**GIVEN TASK:**
Copy out all of the material, matching it word for word.

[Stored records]
++++++
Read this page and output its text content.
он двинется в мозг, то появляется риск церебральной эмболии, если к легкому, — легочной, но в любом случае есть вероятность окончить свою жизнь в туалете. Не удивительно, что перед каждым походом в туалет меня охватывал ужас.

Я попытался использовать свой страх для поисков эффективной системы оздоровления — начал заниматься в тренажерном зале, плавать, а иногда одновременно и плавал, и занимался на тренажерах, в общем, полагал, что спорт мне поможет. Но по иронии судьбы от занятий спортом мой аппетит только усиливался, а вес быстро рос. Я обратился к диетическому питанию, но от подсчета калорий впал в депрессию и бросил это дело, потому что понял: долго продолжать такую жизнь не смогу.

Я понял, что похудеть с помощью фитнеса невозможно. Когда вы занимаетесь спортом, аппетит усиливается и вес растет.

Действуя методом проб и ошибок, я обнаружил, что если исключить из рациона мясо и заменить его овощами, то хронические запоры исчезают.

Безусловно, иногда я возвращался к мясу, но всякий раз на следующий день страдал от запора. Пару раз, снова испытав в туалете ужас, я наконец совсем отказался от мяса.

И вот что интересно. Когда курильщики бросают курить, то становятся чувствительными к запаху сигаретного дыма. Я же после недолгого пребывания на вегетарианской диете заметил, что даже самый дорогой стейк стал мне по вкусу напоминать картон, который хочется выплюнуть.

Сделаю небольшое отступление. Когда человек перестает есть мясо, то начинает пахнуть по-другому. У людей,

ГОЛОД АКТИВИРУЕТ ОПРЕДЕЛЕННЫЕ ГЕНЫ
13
++++++
**WRITTEN SOLUTION:**
Read this page and output its text content.
он двинется в мозг, то появляется риск церебральной эмболии, если к легкому, — легочной, но в любом случае есть вероятность окончить свою жизнь в туалете. Не удивительно, что перед каждым походом в туалет меня охватывал ужас.

Я попытался использовать свой страх для поисков эффективной системы оздоровления — начал заниматься в тренажерном зале, плавать, а иногда одновременно и плавал, и занимался на тренажерах, в общем, полагал, что спорт мне поможет. Но по иронии судьбы от занятий спортом мой аппетит только усиливался, а вес быстро рос. Я обратился к диетическому питанию, но от подсчета калорий впал в депрессию и бросил это дело, потому что понял: долго продолжать такую жизнь не смогу.

Я понял, что похудеть с помощью фитнеса невозможно. Когда вы занимаетесь спортом, аппетит усиливается и вес растет.

Действуя методом проб и ошибок, я обнаружил, что если исключить из рациона мясо и заменить его овощами, то хронические запоры исчезают.

Безусловно, иногда я возвращался к мясу, но всякий раз на следующий день страдал от запора. Пару раз, снова испытав в туалете ужас, я наконец совсем отказался от мяса.

И вот что интересно. Когда курильщики бросают курить, то становятся чувствительными к запаху сигаретного дыма. Я же после недолгого пребывания на вегетарианской диете заметил, что даже самый дорогой стейк стал мне по вкусу напоминать картон, который хочется выплюнуть.

Сделаю небольшое отступление. Когда человек перестает есть мясо, то начинает пахнуть по-другому. У людей,

ГОЛОД АКТИВИРУЕТ ОПРЕДЕЛЕННЫЕ ГЕНЫ
13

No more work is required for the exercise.